GOAL OF THE EXERCISE
Give only the number of lines in the data that include the string "Output".

═════ SUPPLIED DATA

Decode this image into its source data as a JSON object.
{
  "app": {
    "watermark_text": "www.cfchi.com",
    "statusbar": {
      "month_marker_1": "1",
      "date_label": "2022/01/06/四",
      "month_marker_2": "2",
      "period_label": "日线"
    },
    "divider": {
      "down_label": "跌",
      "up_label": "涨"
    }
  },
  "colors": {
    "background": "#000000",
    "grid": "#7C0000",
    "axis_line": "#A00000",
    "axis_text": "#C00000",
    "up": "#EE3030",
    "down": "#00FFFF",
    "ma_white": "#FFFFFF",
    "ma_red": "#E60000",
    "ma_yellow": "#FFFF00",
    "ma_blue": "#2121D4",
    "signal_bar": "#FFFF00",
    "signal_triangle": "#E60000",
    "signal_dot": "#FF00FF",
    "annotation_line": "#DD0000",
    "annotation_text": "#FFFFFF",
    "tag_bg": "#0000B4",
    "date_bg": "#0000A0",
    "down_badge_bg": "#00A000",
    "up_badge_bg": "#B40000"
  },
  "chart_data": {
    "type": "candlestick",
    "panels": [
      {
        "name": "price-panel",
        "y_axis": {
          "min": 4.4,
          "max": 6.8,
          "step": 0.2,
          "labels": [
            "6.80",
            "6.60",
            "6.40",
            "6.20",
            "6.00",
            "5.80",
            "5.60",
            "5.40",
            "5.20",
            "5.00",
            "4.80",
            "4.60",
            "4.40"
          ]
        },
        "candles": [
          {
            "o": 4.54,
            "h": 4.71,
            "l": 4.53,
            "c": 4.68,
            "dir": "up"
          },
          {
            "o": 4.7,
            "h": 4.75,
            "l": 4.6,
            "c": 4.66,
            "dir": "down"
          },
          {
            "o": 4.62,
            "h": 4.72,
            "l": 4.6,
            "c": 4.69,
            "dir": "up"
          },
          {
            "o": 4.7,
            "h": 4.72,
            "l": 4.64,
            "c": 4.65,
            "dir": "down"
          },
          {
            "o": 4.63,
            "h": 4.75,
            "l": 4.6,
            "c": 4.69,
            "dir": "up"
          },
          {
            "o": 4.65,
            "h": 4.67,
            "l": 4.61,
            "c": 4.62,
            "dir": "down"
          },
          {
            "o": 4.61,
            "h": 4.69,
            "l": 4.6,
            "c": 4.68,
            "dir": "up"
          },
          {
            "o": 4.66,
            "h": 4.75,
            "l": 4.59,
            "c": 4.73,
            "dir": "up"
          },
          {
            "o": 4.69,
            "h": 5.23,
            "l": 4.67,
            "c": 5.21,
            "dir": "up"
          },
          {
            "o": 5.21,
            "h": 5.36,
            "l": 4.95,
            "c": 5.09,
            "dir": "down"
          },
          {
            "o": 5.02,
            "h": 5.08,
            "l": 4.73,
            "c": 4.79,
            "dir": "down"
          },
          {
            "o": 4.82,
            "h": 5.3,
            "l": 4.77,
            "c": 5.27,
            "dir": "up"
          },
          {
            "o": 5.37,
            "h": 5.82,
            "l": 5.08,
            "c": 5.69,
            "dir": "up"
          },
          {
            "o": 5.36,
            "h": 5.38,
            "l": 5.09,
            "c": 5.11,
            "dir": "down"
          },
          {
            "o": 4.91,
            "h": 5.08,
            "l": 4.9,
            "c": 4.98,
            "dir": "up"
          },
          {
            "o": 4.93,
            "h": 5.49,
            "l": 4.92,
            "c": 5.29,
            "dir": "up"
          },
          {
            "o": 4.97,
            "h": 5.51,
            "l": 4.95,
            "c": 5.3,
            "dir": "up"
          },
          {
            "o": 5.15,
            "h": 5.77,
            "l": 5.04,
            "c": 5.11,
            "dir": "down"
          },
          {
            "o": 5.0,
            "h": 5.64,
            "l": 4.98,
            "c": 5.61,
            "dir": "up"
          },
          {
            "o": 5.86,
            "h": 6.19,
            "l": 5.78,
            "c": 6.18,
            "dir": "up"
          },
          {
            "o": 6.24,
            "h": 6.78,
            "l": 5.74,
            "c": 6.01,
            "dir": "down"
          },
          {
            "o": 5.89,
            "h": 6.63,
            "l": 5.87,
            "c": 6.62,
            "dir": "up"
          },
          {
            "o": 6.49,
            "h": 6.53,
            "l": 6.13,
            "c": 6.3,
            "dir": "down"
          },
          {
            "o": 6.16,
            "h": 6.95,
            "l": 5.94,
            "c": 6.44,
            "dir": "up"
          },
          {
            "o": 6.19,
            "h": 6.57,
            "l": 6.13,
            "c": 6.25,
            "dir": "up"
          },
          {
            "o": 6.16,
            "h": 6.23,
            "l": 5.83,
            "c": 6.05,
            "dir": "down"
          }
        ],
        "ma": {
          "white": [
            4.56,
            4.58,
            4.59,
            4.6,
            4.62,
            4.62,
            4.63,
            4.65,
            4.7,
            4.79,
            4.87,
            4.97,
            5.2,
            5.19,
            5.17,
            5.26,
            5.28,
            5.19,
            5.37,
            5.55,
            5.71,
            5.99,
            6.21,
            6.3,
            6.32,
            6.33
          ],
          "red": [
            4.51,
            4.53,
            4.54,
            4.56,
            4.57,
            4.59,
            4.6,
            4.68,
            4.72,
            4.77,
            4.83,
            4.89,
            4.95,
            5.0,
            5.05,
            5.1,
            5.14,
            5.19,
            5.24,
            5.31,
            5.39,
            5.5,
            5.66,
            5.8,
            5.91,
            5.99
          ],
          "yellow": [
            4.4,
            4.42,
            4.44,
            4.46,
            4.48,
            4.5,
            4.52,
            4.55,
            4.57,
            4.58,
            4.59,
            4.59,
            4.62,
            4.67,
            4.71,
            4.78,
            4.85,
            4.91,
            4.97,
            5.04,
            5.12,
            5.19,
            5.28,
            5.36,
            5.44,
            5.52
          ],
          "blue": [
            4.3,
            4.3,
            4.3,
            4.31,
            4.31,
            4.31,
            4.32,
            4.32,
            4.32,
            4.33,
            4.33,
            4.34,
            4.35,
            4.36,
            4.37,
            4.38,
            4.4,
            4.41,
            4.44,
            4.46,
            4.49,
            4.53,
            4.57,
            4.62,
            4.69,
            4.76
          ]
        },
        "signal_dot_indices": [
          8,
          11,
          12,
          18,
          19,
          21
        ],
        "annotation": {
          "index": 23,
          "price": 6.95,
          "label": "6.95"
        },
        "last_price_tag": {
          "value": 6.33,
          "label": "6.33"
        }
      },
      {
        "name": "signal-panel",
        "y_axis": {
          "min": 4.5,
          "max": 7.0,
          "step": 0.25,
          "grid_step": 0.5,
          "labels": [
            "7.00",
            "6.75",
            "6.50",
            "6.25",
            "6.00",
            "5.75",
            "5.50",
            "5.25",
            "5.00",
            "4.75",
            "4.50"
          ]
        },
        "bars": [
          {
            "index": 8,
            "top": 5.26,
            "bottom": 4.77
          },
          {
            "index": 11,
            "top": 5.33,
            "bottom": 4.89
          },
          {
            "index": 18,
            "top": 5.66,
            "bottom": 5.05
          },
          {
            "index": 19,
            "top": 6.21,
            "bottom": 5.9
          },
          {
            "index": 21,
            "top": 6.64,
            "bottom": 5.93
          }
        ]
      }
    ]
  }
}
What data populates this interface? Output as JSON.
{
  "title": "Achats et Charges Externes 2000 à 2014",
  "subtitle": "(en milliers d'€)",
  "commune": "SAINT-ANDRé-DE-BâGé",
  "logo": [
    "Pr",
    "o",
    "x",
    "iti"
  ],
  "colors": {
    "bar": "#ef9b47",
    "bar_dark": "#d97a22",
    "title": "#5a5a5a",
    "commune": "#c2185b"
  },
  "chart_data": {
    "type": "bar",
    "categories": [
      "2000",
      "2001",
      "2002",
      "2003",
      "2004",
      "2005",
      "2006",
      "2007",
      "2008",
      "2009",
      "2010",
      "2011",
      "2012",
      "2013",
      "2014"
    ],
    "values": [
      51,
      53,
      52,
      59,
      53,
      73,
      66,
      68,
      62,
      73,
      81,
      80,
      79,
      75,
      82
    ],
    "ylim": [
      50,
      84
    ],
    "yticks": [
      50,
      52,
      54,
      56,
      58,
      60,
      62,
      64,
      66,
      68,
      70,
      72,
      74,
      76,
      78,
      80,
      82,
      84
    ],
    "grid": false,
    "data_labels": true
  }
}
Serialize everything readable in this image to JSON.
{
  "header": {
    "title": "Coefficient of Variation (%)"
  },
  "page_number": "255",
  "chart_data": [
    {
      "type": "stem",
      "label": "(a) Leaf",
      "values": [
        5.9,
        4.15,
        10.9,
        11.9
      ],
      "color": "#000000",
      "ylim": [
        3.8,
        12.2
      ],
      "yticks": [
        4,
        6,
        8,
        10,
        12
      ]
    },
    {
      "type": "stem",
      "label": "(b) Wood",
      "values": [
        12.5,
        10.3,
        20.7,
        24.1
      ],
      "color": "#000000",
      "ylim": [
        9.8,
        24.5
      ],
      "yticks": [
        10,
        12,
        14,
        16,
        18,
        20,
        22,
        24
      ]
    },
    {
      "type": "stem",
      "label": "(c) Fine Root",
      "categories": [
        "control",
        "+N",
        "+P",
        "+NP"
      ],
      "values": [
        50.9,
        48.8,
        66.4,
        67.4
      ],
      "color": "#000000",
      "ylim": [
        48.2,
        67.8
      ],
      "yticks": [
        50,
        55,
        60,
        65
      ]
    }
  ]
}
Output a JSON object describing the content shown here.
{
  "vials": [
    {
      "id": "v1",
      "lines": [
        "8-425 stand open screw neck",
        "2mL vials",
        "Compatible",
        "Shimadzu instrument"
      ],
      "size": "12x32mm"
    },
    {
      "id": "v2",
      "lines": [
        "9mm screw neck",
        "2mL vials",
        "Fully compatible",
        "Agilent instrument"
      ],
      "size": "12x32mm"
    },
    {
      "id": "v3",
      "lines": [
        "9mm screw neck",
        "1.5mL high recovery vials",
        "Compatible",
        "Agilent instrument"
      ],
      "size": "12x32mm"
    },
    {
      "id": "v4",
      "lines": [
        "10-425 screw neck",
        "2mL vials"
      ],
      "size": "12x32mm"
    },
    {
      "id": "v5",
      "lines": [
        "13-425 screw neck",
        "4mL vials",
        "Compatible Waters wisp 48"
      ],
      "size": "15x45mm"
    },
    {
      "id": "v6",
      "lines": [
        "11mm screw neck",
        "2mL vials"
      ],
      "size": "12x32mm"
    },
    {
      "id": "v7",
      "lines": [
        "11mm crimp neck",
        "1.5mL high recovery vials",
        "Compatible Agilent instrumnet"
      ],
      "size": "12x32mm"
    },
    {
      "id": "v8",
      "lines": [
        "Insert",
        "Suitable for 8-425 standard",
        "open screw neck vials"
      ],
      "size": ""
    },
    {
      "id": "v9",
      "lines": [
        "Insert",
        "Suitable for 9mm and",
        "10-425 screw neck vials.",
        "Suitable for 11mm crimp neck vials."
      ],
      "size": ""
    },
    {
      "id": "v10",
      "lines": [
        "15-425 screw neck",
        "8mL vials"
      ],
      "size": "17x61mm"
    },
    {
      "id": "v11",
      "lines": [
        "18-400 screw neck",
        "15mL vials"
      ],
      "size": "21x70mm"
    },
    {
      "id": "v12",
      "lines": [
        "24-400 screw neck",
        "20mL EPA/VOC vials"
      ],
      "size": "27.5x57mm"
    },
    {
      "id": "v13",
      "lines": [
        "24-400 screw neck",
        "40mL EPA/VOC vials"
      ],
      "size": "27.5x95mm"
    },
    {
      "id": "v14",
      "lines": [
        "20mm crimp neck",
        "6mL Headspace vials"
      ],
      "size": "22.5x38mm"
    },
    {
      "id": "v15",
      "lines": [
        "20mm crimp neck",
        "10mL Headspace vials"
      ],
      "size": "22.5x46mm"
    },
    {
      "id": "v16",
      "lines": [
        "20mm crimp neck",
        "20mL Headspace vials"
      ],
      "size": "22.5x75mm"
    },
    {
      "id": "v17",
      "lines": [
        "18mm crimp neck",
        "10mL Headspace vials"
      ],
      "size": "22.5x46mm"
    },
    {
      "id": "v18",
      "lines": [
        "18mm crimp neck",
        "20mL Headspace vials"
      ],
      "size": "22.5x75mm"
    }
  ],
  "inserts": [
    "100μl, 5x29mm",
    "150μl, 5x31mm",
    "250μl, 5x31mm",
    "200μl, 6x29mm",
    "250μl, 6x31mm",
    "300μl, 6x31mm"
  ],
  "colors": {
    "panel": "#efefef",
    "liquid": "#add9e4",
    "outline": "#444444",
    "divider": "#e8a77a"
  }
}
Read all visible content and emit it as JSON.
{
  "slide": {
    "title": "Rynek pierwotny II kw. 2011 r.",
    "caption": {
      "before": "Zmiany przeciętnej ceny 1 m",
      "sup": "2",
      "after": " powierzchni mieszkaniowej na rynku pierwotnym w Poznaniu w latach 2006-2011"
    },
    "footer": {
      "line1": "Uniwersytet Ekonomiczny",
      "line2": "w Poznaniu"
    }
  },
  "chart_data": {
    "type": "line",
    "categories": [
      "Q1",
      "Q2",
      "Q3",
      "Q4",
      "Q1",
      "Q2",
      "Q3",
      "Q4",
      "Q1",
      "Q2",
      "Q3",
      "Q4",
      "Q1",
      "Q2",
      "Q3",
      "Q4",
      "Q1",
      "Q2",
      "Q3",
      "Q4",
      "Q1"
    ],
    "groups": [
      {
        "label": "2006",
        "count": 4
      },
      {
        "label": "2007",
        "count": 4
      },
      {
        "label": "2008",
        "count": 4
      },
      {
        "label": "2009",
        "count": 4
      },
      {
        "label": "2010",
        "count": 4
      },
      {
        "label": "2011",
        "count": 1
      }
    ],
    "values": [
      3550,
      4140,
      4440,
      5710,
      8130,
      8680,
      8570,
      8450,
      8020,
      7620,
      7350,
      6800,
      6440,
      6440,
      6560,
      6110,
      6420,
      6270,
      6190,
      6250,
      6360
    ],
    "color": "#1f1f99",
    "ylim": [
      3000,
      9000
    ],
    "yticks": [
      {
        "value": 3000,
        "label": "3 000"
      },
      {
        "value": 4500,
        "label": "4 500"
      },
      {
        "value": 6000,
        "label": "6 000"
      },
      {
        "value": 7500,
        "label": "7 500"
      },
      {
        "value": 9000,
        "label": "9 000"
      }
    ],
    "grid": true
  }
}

══════════

ANSWER TO THIS TASK
2